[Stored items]

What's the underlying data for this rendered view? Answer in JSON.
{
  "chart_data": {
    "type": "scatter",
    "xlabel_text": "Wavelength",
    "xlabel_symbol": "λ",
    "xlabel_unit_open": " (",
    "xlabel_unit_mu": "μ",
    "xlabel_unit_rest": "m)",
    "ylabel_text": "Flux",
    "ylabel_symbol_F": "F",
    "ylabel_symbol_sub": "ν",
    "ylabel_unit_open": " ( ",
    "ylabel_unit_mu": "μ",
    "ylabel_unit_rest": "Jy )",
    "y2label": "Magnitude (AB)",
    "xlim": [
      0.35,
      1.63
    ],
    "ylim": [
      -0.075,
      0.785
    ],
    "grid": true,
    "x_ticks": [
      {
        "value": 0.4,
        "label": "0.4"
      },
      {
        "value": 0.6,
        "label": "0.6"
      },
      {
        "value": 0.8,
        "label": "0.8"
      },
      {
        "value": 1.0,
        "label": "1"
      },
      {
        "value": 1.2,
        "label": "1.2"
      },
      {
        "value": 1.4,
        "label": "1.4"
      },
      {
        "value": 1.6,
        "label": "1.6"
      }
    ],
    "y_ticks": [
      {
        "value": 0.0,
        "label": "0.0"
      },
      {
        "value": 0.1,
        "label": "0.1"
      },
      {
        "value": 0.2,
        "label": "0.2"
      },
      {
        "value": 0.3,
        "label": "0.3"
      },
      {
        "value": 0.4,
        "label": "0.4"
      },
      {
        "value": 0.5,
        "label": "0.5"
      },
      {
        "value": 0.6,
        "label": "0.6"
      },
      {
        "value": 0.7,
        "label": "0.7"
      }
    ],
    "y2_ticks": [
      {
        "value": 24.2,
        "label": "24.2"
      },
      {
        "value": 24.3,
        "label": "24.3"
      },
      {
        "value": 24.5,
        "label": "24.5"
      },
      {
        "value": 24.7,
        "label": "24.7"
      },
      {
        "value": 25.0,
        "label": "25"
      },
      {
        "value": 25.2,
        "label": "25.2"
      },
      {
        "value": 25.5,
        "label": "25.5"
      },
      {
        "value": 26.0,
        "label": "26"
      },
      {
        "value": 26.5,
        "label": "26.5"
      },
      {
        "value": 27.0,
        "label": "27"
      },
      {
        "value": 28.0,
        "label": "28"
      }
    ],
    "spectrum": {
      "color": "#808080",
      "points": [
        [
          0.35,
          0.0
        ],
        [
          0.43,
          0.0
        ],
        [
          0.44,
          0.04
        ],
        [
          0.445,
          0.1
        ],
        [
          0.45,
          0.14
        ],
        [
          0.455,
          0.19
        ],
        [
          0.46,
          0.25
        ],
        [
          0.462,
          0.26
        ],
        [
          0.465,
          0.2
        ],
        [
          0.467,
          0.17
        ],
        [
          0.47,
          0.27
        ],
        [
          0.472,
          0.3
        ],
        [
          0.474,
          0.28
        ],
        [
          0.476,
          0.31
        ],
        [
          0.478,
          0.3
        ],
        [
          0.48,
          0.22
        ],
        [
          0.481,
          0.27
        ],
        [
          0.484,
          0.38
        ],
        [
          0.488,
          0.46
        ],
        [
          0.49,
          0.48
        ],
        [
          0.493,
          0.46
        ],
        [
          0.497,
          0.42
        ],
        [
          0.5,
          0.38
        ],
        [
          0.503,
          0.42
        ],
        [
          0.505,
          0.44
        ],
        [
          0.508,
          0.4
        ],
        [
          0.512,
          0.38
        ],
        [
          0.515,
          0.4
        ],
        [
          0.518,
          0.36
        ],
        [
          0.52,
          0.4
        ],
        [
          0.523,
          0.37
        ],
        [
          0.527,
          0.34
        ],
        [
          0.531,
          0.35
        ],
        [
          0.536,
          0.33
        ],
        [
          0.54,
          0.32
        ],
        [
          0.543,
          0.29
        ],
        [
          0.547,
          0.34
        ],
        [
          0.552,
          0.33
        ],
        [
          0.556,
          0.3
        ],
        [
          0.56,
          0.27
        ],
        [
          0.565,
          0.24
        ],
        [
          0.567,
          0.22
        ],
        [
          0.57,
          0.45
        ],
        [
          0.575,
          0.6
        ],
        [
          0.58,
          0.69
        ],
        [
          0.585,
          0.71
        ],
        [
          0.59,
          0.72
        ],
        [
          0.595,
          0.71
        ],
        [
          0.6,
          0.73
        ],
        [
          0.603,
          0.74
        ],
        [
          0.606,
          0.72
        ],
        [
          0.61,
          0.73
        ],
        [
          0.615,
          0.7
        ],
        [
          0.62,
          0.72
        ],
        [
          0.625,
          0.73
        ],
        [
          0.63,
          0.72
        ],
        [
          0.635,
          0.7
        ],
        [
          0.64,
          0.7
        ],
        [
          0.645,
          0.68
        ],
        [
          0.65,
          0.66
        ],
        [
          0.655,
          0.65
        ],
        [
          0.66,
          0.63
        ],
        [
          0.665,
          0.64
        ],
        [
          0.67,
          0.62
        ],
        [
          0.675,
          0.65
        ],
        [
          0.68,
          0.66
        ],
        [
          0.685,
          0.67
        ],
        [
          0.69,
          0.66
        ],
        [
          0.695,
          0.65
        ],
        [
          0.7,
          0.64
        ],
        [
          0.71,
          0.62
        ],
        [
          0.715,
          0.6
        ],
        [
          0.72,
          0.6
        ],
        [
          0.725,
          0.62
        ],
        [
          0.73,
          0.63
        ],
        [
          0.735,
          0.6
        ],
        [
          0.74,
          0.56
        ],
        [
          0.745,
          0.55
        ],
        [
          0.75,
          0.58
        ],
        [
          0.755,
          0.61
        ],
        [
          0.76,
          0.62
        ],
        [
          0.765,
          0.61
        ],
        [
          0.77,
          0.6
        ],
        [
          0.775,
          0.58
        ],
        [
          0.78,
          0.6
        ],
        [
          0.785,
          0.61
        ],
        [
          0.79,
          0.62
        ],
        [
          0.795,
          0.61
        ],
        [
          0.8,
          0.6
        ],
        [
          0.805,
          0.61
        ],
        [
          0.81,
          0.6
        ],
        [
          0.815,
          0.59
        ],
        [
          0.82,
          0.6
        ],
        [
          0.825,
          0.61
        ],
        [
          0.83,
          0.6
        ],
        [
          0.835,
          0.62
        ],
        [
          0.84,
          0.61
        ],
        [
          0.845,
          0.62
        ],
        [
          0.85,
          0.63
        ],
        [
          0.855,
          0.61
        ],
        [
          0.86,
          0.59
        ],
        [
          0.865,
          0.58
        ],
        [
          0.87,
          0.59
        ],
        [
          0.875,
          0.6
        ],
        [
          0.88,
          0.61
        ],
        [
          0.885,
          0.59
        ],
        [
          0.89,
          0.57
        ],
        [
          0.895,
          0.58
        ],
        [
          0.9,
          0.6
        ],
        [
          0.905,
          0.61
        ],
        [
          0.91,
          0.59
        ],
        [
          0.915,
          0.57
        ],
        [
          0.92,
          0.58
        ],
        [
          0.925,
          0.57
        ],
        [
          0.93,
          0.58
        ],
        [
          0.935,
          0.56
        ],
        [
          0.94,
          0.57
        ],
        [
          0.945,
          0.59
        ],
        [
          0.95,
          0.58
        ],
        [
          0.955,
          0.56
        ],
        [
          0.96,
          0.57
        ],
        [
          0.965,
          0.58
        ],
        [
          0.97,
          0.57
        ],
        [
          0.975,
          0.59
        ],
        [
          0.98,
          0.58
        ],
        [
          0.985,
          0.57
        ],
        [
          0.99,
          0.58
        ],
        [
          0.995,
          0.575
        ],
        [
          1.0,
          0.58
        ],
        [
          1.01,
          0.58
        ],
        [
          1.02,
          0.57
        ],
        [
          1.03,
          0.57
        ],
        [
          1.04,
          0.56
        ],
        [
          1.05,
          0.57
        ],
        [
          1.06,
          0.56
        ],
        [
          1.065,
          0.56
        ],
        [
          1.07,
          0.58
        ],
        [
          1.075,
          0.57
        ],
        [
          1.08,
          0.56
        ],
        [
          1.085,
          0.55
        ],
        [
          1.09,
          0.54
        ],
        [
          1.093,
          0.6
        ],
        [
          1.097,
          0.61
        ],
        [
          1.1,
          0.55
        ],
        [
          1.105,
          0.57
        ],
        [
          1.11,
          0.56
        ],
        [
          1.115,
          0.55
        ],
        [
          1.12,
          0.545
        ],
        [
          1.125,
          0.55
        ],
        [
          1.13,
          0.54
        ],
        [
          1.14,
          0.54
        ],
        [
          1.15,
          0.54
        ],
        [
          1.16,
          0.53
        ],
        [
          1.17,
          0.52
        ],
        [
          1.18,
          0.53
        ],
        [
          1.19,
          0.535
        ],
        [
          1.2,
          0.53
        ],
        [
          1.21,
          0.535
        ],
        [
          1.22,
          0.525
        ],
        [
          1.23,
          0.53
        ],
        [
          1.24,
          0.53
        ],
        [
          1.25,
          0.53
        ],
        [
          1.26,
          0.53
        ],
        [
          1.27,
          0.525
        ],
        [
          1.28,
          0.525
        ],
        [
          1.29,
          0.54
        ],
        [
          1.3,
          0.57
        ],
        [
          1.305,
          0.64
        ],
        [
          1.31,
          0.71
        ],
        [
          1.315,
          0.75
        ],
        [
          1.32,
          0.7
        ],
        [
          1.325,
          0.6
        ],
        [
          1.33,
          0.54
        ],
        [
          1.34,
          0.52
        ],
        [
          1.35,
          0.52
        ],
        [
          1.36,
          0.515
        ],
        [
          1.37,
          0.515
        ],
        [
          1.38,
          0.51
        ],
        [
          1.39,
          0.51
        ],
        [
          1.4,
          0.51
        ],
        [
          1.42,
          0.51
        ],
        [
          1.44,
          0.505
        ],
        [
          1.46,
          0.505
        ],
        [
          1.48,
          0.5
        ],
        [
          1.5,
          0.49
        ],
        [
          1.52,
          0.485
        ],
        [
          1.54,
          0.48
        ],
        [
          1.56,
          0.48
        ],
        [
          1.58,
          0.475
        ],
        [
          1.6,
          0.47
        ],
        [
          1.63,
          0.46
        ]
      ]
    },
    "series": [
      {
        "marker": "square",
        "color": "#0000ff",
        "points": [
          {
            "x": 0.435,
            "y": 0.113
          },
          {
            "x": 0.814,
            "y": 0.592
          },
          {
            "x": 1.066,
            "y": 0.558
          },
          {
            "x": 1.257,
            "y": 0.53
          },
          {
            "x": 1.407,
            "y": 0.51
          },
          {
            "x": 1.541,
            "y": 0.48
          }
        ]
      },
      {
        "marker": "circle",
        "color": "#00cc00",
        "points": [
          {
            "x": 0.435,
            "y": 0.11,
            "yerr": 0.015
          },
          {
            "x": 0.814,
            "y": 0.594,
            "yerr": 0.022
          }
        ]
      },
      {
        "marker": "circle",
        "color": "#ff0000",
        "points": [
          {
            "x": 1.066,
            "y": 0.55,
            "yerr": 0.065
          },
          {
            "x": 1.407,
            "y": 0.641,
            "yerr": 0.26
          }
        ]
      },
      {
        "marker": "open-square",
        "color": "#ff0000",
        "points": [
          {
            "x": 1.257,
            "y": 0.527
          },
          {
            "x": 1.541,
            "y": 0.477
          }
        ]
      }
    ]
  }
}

(Required task) Go through the entries above and count the lines containing the word "yerr"; give only that count.

(Written reply) 4